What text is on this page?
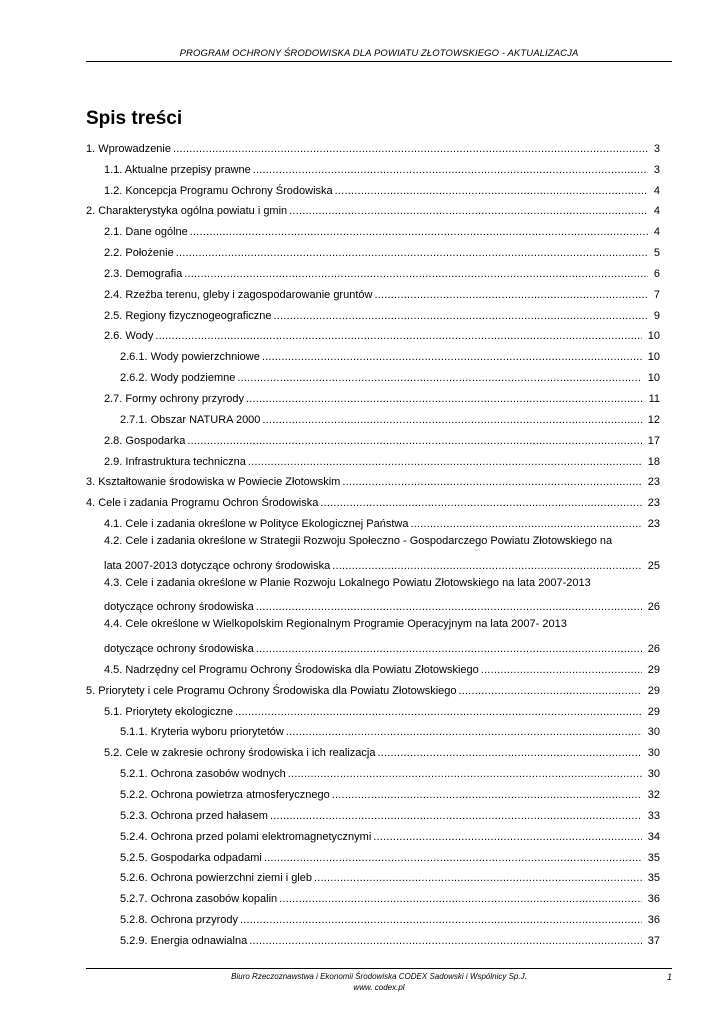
PROGRAM OCHRONY ŚRODOWISKA DLA POWIATU ZŁOTOWSKIEGO - AKTUALIZACJA
Spis treści
1. Wprowadzenie .....	3
1.1. Aktualne przepisy prawne .....	3
1.2. Koncepcja Programu Ochrony Środowiska .....	4
2. Charakterystyka ogólna powiatu i gmin .....	4
2.1. Dane ogólne .....	4
2.2. Położenie .....	5
2.3. Demografia .....	6
2.4. Rzeźba terenu, gleby i zagospodarowanie gruntów .....	7
2.5. Regiony fizycznogeograficzne .....	9
2.6. Wody .....	10
2.6.1. Wody powierzchniowe .....	10
2.6.2. Wody podziemne .....	10
2.7. Formy ochrony przyrody .....	11
2.7.1. Obszar NATURA 2000 .....	12
2.8. Gospodarka .....	17
2.9. Infrastruktura techniczna .....	18
3. Kształtowanie środowiska w Powiecie Złotowskim .....	23
4. Cele i zadania Programu Ochron Środowiska .....	23
4.1. Cele i zadania określone w Polityce Ekologicznej Państwa .....	23
4.2. Cele i zadania określone w Strategii Rozwoju Społeczno - Gospodarczego Powiatu Złotowskiego na
lata 2007-2013 dotyczące ochrony środowiska .....	25
4.3. Cele i zadania określone w Planie Rozwoju Lokalnego Powiatu Złotowskiego na lata 2007-2013
dotyczące ochrony środowiska .....	26
4.4. Cele określone w Wielkopolskim Regionalnym Programie Operacyjnym na lata 2007- 2013
dotyczące ochrony środowiska .....	26
4.5. Nadrzędny cel Programu Ochrony Środowiska dla Powiatu Złotowskiego .....	29
5. Priorytety i cele Programu Ochrony Środowiska dla Powiatu Złotowskiego .....	29
5.1. Priorytety ekologiczne .....	29
5.1.1. Kryteria wyboru priorytetów .....	30
5.2. Cele w zakresie ochrony środowiska i ich realizacja .....	30
5.2.1. Ochrona zasobów wodnych .....	30
5.2.2. Ochrona powietrza atmosferycznego .....	32
5.2.3. Ochrona przed hałasem .....	33
5.2.4. Ochrona przed polami elektromagnetycznymi .....	34
5.2.5. Gospodarka odpadami .....	35
5.2.6. Ochrona powierzchni ziemi i gleb .....	35
5.2.7. Ochrona zasobów kopalin .....	36
5.2.8. Ochrona przyrody .....	36
5.2.9. Energia odnawialna .....	37
Biuro Rzeczoznawstwa i Ekonomii Środowiska CODEX Sadowski i Wspólnicy Sp.J.
www. codex.pl
1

Stated exercise ▸ From the entries above, copy every line that holds the word "zasobów".

Answer to the problem ▸
5.2.1. Ochrona zasobów wodnych .....	30
5.2.7. Ochrona zasobów kopalin .....	36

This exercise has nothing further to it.